> [RECORD EXTRACTS]
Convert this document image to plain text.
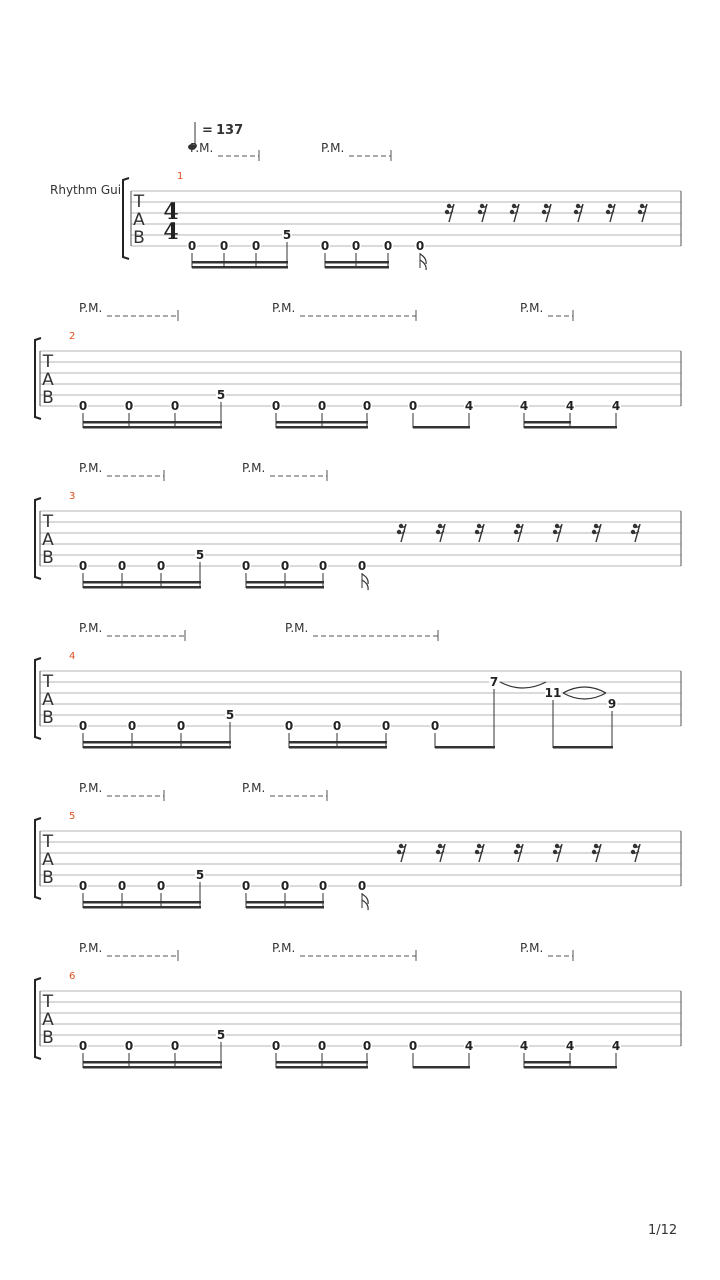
= 137
Rhythm Gui
P.M.	P.M.
1
T
A
B
4
4
0 0 0
5
0 0 0 0
P.M.	P.M.	P.M.
2
T
A
B 0	0	0
5
0	0	0	0	4	4	4	4
P.M.	P.M.
3
T
A
B 0	0	0
5
0	0 0	0
P.M.	P.M.
4
T
A
B 0	0	0
5
0	0	0	0
7
11
9
P.M.	P.M.
5
T
A
B 0	0	0
5
0	0 0	0
P.M.	P.M.	P.M.
6
T
A
B 0	0	0
5
0	0	0	0	4	4	4	4
1/12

> [REQUEST] Transcribe the listing above verbatim. Omit the pictures.

> [TASK RESULT]
Convert this document image to plain text.
= 137
Rhythm Gui
P.M.	P.M.
1
T
A
B
4
4
0 0 0
5
0 0 0 0
P.M.	P.M.	P.M.
2
T
A
B 0	0	0
5
0	0	0	0	4	4	4	4
P.M.	P.M.
3
T
A
B 0	0	0
5
0	0 0	0
P.M.	P.M.
4
T
A
B 0	0	0
5
0	0	0	0
7
11
9
P.M.	P.M.
5
T
A
B 0	0	0
5
0	0 0	0
P.M.	P.M.	P.M.
6
T
A
B 0	0	0
5
0	0	0	0	4	4	4	4
1/12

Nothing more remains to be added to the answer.